# YOUR OBJECTIVE
Extract every line of the material below and reproduce it faithfully.

# SOURCE DATA
──────────
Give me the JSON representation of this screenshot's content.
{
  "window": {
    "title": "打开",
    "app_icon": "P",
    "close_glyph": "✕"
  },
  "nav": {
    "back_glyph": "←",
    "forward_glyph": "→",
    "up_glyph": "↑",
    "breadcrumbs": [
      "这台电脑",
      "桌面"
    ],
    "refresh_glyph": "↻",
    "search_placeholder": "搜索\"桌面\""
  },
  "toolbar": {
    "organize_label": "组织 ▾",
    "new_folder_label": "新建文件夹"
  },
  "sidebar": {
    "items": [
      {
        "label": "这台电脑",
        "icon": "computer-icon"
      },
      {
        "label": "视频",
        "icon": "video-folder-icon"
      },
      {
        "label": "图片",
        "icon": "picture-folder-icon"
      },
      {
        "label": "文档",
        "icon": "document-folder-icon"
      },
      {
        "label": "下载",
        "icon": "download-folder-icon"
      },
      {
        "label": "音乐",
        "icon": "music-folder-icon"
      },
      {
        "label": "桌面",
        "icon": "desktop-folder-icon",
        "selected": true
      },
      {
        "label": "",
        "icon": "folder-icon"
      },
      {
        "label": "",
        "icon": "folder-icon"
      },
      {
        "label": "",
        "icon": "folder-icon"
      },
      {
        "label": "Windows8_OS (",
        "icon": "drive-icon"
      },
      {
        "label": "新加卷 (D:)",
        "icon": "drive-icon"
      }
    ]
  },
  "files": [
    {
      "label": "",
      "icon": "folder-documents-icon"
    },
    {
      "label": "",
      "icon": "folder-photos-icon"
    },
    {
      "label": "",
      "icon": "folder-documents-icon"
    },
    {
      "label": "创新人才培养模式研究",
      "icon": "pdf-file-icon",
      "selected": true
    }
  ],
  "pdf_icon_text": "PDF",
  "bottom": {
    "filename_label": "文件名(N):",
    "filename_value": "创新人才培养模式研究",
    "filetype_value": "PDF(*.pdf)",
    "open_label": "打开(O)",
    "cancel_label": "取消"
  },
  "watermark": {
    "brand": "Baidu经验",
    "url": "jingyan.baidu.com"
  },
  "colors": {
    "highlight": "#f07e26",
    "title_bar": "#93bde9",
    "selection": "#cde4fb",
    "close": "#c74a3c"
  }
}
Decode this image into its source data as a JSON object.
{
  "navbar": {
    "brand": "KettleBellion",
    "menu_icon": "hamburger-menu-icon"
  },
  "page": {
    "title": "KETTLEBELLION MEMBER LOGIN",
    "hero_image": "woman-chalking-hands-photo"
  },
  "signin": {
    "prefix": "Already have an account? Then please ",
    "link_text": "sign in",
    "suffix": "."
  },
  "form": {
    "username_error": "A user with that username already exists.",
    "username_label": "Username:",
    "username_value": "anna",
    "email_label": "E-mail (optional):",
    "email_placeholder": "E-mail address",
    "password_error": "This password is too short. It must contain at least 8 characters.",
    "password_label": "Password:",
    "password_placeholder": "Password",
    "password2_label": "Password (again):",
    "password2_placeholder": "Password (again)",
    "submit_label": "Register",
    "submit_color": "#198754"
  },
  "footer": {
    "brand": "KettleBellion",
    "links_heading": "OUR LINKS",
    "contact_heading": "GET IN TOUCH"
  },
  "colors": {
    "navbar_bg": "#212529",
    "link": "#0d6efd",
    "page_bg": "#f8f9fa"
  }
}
──────────
# RESULT
Give me the JSON representation of this screenshot's content.
{
  "window": {
    "title": "打开",
    "app_icon": "P",
    "close_glyph": "✕"
  },
  "nav": {
    "back_glyph": "←",
    "forward_glyph": "→",
    "up_glyph": "↑",
    "breadcrumbs": [
      "这台电脑",
      "桌面"
    ],
    "refresh_glyph": "↻",
    "search_placeholder": "搜索\"桌面\""
  },
  "toolbar": {
    "organize_label": "组织 ▾",
    "new_folder_label": "新建文件夹"
  },
  "sidebar": {
    "items": [
      {
        "label": "这台电脑",
        "icon": "computer-icon"
      },
      {
        "label": "视频",
        "icon": "video-folder-icon"
      },
      {
        "label": "图片",
        "icon": "picture-folder-icon"
      },
      {
        "label": "文档",
        "icon": "document-folder-icon"
      },
      {
        "label": "下载",
        "icon": "download-folder-icon"
      },
      {
        "label": "音乐",
        "icon": "music-folder-icon"
      },
      {
        "label": "桌面",
        "icon": "desktop-folder-icon",
        "selected": true
      },
      {
        "label": "",
        "icon": "folder-icon"
      },
      {
        "label": "",
        "icon": "folder-icon"
      },
      {
        "label": "",
        "icon": "folder-icon"
      },
      {
        "label": "Windows8_OS (",
        "icon": "drive-icon"
      },
      {
        "label": "新加卷 (D:)",
        "icon": "drive-icon"
      }
    ]
  },
  "files": [
    {
      "label": "",
      "icon": "folder-documents-icon"
    },
    {
      "label": "",
      "icon": "folder-photos-icon"
    },
    {
      "label": "",
      "icon": "folder-documents-icon"
    },
    {
      "label": "创新人才培养模式研究",
      "icon": "pdf-file-icon",
      "selected": true
    }
  ],
  "pdf_icon_text": "PDF",
  "bottom": {
    "filename_label": "文件名(N):",
    "filename_value": "创新人才培养模式研究",
    "filetype_value": "PDF(*.pdf)",
    "open_label": "打开(O)",
    "cancel_label": "取消"
  },
  "watermark": {
    "brand": "Baidu经验",
    "url": "jingyan.baidu.com"
  },
  "colors": {
    "highlight": "#f07e26",
    "title_bar": "#93bde9",
    "selection": "#cde4fb",
    "close": "#c74a3c"
  }
}
Decode this image into its source data as a JSON object.
{
  "navbar": {
    "brand": "KettleBellion",
    "menu_icon": "hamburger-menu-icon"
  },
  "page": {
    "title": "KETTLEBELLION MEMBER LOGIN",
    "hero_image": "woman-chalking-hands-photo"
  },
  "signin": {
    "prefix": "Already have an account? Then please ",
    "link_text": "sign in",
    "suffix": "."
  },
  "form": {
    "username_error": "A user with that username already exists.",
    "username_label": "Username:",
    "username_value": "anna",
    "email_label": "E-mail (optional):",
    "email_placeholder": "E-mail address",
    "password_error": "This password is too short. It must contain at least 8 characters.",
    "password_label": "Password:",
    "password_placeholder": "Password",
    "password2_label": "Password (again):",
    "password2_placeholder": "Password (again)",
    "submit_label": "Register",
    "submit_color": "#198754"
  },
  "footer": {
    "brand": "KettleBellion",
    "links_heading": "OUR LINKS",
    "contact_heading": "GET IN TOUCH"
  },
  "colors": {
    "navbar_bg": "#212529",
    "link": "#0d6efd",
    "page_bg": "#f8f9fa"
  }
}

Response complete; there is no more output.